__EXTRACTED ENTRIES__:
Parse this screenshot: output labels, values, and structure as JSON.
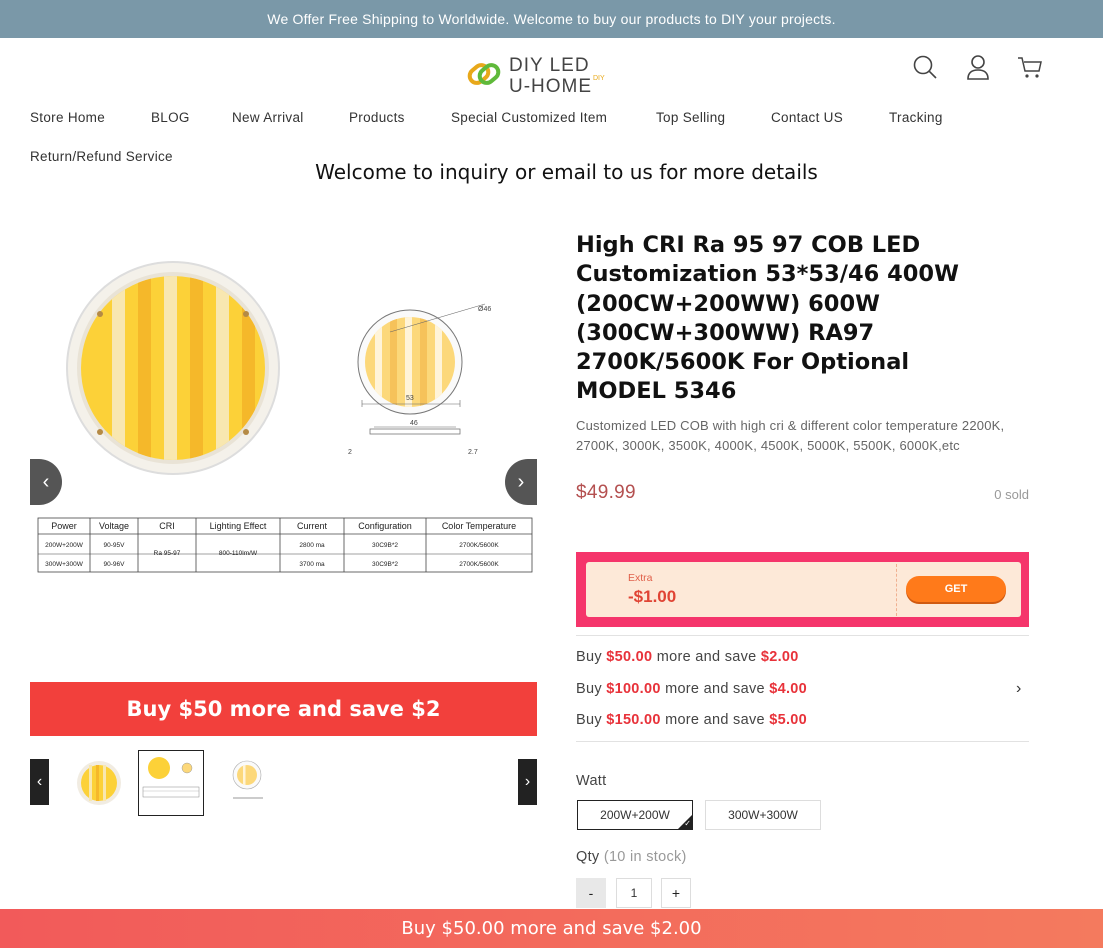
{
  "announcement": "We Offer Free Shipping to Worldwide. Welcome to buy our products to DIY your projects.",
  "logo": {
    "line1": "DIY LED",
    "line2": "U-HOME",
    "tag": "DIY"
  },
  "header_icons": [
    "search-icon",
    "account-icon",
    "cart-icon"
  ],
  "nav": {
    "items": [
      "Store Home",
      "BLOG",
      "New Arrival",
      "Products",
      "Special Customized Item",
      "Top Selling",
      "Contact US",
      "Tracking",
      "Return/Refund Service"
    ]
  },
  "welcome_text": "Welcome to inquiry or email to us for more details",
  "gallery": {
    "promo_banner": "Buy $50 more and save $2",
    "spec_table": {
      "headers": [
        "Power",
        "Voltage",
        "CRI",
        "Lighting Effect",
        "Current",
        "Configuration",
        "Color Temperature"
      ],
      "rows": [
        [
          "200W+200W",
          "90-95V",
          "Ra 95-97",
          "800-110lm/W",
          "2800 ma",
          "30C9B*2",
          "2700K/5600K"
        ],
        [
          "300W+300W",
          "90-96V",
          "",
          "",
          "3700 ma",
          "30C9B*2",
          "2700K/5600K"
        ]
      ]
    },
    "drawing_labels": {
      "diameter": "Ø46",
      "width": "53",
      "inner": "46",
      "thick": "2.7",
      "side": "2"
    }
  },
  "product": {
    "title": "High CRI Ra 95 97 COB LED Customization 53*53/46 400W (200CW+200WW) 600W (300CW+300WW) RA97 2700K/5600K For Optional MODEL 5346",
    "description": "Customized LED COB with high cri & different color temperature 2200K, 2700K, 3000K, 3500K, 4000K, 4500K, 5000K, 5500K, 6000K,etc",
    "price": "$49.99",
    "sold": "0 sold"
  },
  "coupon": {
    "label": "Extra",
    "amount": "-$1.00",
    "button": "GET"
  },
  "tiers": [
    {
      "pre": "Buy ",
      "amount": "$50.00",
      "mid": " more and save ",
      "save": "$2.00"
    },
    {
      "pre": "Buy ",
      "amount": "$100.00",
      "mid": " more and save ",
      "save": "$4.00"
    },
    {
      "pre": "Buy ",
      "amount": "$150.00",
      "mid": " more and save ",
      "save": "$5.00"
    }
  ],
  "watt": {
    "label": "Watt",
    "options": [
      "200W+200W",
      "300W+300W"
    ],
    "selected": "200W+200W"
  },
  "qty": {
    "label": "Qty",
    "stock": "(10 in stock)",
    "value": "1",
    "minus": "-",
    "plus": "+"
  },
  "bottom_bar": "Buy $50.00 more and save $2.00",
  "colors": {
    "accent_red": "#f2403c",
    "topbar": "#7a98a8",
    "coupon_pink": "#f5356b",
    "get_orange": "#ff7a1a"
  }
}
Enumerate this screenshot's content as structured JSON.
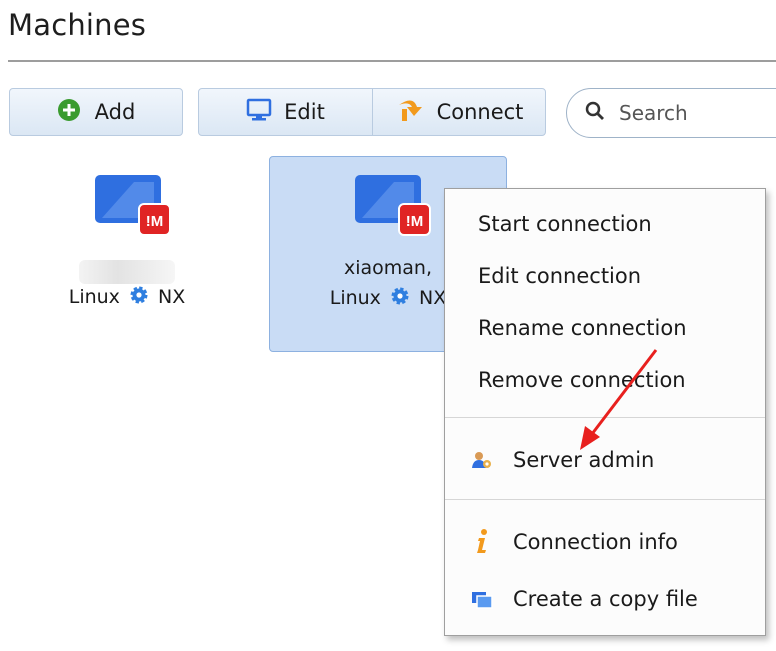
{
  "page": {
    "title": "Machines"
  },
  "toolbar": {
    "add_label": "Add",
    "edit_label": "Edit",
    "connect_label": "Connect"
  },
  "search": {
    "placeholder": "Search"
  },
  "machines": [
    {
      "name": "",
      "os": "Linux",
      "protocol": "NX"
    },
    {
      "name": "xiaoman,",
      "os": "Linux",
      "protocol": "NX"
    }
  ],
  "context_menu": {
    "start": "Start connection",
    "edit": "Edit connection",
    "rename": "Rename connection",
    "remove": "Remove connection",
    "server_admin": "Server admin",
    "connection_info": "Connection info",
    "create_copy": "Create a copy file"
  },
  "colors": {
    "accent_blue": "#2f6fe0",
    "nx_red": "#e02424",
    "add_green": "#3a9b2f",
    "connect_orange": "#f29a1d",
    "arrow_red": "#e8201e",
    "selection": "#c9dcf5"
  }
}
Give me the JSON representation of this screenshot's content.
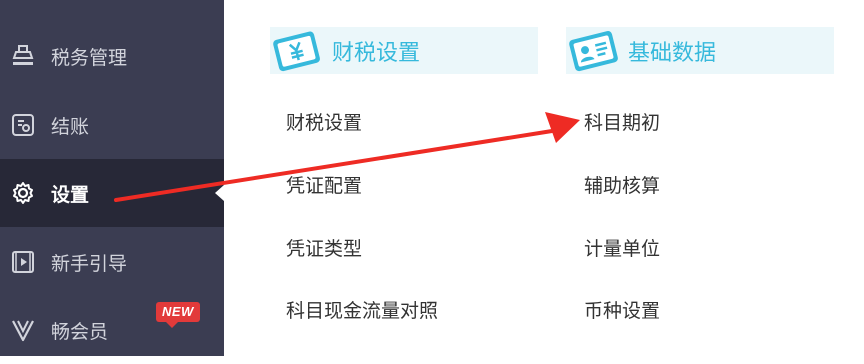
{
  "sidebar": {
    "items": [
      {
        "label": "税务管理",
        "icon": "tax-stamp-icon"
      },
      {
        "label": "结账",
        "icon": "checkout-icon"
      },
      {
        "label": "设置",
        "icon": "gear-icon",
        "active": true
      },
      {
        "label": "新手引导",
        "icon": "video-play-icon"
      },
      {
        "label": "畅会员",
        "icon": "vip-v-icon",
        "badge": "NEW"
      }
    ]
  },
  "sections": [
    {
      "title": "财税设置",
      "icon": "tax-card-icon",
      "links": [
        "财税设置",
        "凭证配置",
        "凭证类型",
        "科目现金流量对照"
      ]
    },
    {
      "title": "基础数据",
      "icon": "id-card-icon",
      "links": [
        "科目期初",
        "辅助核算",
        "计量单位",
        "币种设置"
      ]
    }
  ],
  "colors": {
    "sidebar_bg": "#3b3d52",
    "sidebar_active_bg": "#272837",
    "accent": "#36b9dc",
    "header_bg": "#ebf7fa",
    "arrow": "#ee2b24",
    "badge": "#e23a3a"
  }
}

__EXERCISE__: Return nothing except the number of lines that include the string "screenshot".

__TASK RESPONSE__: 3